• TASK INPUT:

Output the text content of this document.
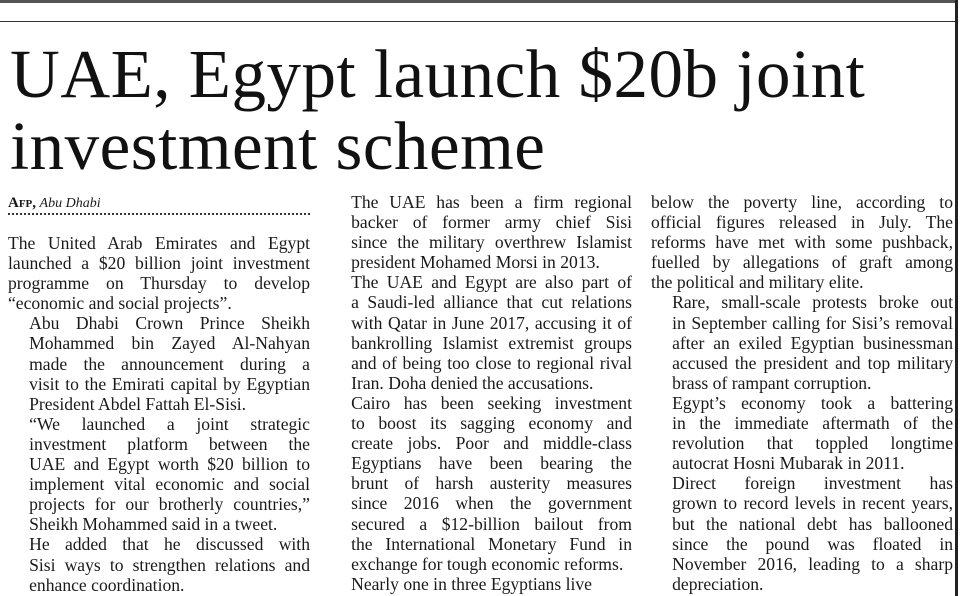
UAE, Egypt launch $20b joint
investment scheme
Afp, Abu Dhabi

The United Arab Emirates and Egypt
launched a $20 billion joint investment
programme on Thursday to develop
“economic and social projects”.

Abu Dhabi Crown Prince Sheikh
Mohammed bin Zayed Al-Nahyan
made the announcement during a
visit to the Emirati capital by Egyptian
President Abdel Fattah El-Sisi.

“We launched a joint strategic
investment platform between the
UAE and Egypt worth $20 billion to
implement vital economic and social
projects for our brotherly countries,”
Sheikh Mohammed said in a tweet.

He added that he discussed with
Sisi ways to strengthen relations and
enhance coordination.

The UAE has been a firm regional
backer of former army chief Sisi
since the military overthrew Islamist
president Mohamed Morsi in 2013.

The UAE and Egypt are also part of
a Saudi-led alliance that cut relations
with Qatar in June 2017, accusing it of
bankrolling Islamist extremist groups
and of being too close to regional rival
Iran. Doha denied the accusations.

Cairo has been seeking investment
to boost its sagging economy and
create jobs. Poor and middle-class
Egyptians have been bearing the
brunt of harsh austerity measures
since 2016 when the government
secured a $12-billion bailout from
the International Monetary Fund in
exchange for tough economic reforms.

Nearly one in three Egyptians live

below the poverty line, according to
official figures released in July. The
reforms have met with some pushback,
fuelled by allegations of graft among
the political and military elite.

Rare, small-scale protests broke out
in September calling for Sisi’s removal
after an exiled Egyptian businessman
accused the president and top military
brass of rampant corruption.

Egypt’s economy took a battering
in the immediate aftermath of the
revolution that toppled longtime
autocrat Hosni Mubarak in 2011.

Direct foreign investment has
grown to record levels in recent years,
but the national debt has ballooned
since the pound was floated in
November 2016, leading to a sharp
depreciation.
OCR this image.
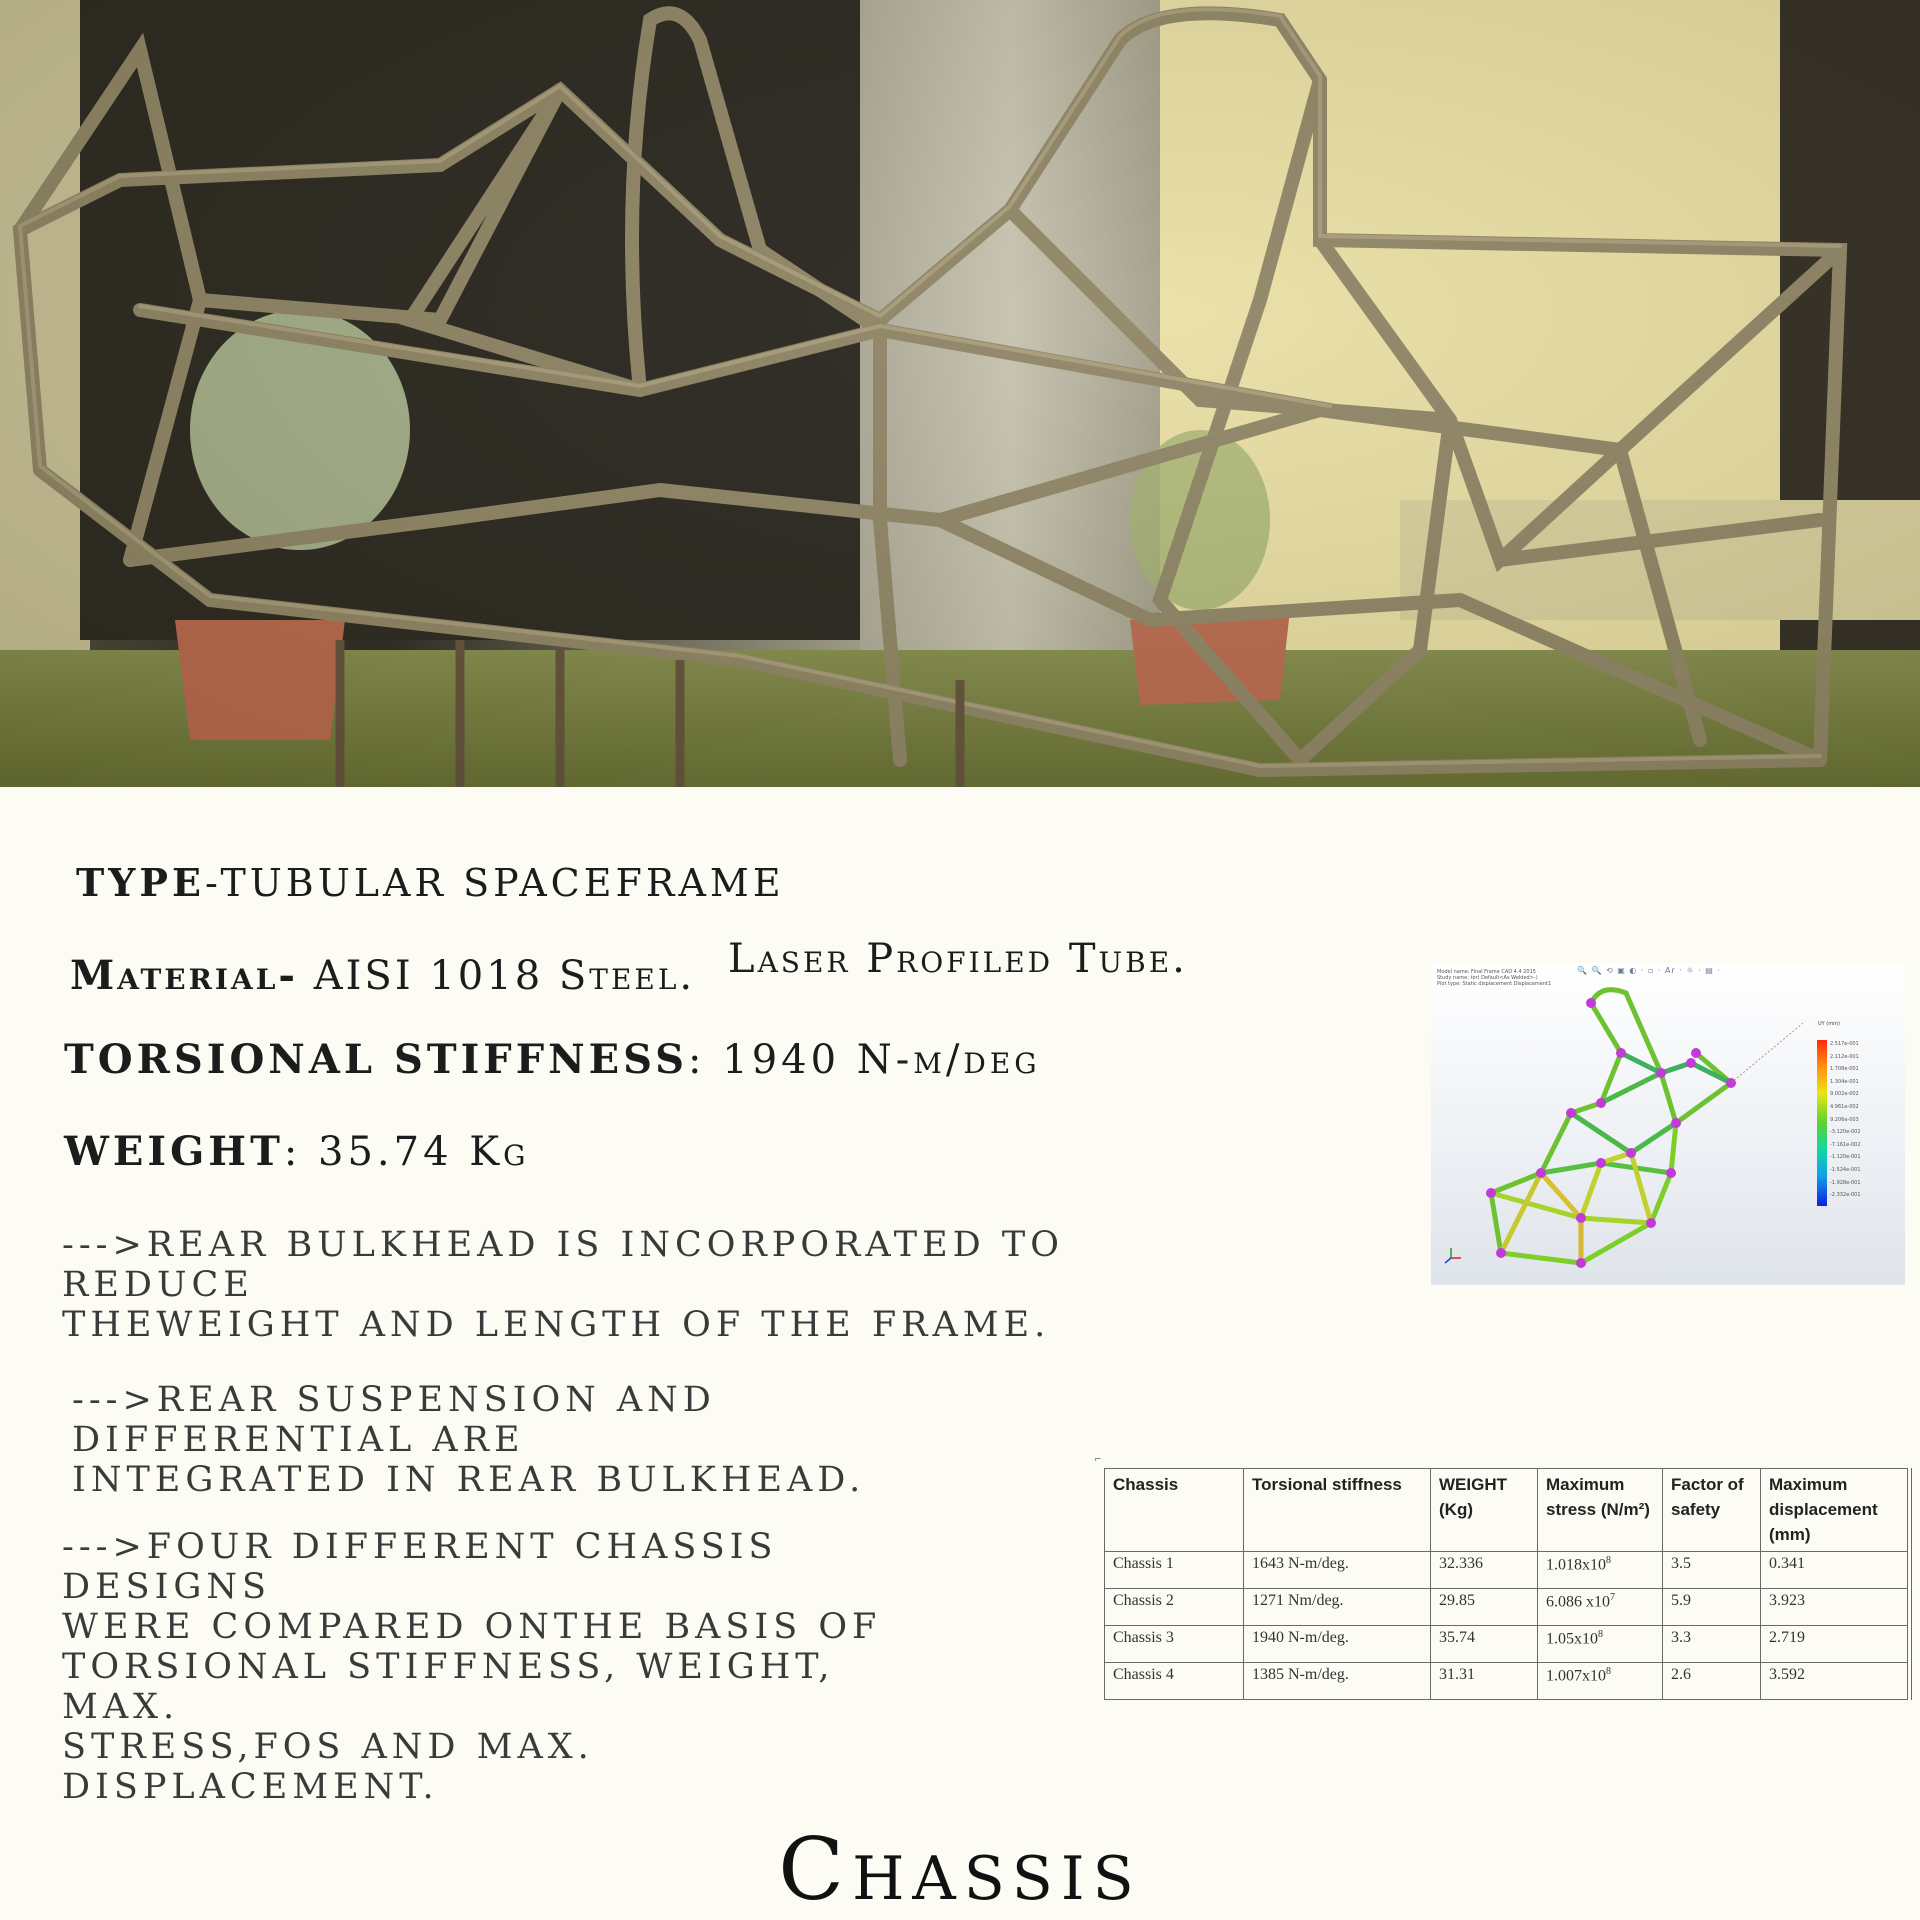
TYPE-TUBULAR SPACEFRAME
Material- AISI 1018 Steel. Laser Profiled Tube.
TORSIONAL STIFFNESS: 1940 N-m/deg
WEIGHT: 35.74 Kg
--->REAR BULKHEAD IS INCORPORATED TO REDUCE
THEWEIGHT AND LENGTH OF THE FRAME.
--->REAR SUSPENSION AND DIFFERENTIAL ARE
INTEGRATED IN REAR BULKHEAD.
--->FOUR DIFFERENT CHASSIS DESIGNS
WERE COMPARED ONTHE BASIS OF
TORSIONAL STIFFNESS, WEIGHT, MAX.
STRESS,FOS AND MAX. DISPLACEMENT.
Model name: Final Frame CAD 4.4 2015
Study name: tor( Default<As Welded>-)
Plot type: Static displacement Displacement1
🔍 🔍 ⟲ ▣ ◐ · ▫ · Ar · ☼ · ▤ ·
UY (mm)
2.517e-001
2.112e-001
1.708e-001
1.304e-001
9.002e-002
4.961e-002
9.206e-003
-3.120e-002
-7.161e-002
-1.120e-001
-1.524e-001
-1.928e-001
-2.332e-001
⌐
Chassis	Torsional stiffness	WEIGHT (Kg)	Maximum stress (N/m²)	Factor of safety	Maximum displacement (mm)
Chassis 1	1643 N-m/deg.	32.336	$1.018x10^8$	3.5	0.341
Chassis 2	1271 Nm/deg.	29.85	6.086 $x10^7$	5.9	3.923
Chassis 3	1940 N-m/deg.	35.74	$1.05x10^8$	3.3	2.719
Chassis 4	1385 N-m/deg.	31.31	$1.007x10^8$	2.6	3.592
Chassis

• EXERCISE DESCRIPTION: Write out all the entries word for word, but skip any images.

• WRITTEN ANSWER:
Output the text content of this document.
UAE, Egypt launch $20b joint
investment scheme
Afp, Abu Dhabi

The United Arab Emirates and Egypt
launched a $20 billion joint investment
programme on Thursday to develop
“economic and social projects”.

Abu Dhabi Crown Prince Sheikh
Mohammed bin Zayed Al-Nahyan
made the announcement during a
visit to the Emirati capital by Egyptian
President Abdel Fattah El-Sisi.

“We launched a joint strategic
investment platform between the
UAE and Egypt worth $20 billion to
implement vital economic and social
projects for our brotherly countries,”
Sheikh Mohammed said in a tweet.

He added that he discussed with
Sisi ways to strengthen relations and
enhance coordination.

The UAE has been a firm regional
backer of former army chief Sisi
since the military overthrew Islamist
president Mohamed Morsi in 2013.

The UAE and Egypt are also part of
a Saudi-led alliance that cut relations
with Qatar in June 2017, accusing it of
bankrolling Islamist extremist groups
and of being too close to regional rival
Iran. Doha denied the accusations.

Cairo has been seeking investment
to boost its sagging economy and
create jobs. Poor and middle-class
Egyptians have been bearing the
brunt of harsh austerity measures
since 2016 when the government
secured a $12-billion bailout from
the International Monetary Fund in
exchange for tough economic reforms.

Nearly one in three Egyptians live

below the poverty line, according to
official figures released in July. The
reforms have met with some pushback,
fuelled by allegations of graft among
the political and military elite.

Rare, small-scale protests broke out
in September calling for Sisi’s removal
after an exiled Egyptian businessman
accused the president and top military
brass of rampant corruption.

Egypt’s economy took a battering
in the immediate aftermath of the
revolution that toppled longtime
autocrat Hosni Mubarak in 2011.

Direct foreign investment has
grown to record levels in recent years,
but the national debt has ballooned
since the pound was floated in
November 2016, leading to a sharp
depreciation.
OCR this image.
TYPE-TUBULAR SPACEFRAME
Material- AISI 1018 Steel. Laser Profiled Tube.
TORSIONAL STIFFNESS: 1940 N-m/deg
WEIGHT: 35.74 Kg
--->REAR BULKHEAD IS INCORPORATED TO REDUCE
THEWEIGHT AND LENGTH OF THE FRAME.
--->REAR SUSPENSION AND DIFFERENTIAL ARE
INTEGRATED IN REAR BULKHEAD.
--->FOUR DIFFERENT CHASSIS DESIGNS
WERE COMPARED ONTHE BASIS OF
TORSIONAL STIFFNESS, WEIGHT, MAX.
STRESS,FOS AND MAX. DISPLACEMENT.
Model name: Final Frame CAD 4.4 2015
Study name: tor( Default<As Welded>-)
Plot type: Static displacement Displacement1
🔍 🔍 ⟲ ▣ ◐ · ▫ · Ar · ☼ · ▤ ·
UY (mm)
2.517e-001
2.112e-001
1.708e-001
1.304e-001
9.002e-002
4.961e-002
9.206e-003
-3.120e-002
-7.161e-002
-1.120e-001
-1.524e-001
-1.928e-001
-2.332e-001
⌐
Chassis	Torsional stiffness	WEIGHT (Kg)	Maximum stress (N/m²)	Factor of safety	Maximum displacement (mm)
Chassis 1	1643 N-m/deg.	32.336	$1.018x10^8$	3.5	0.341
Chassis 2	1271 Nm/deg.	29.85	6.086 $x10^7$	5.9	3.923
Chassis 3	1940 N-m/deg.	35.74	$1.05x10^8$	3.3	2.719
Chassis 4	1385 N-m/deg.	31.31	$1.007x10^8$	2.6	3.592
Chassis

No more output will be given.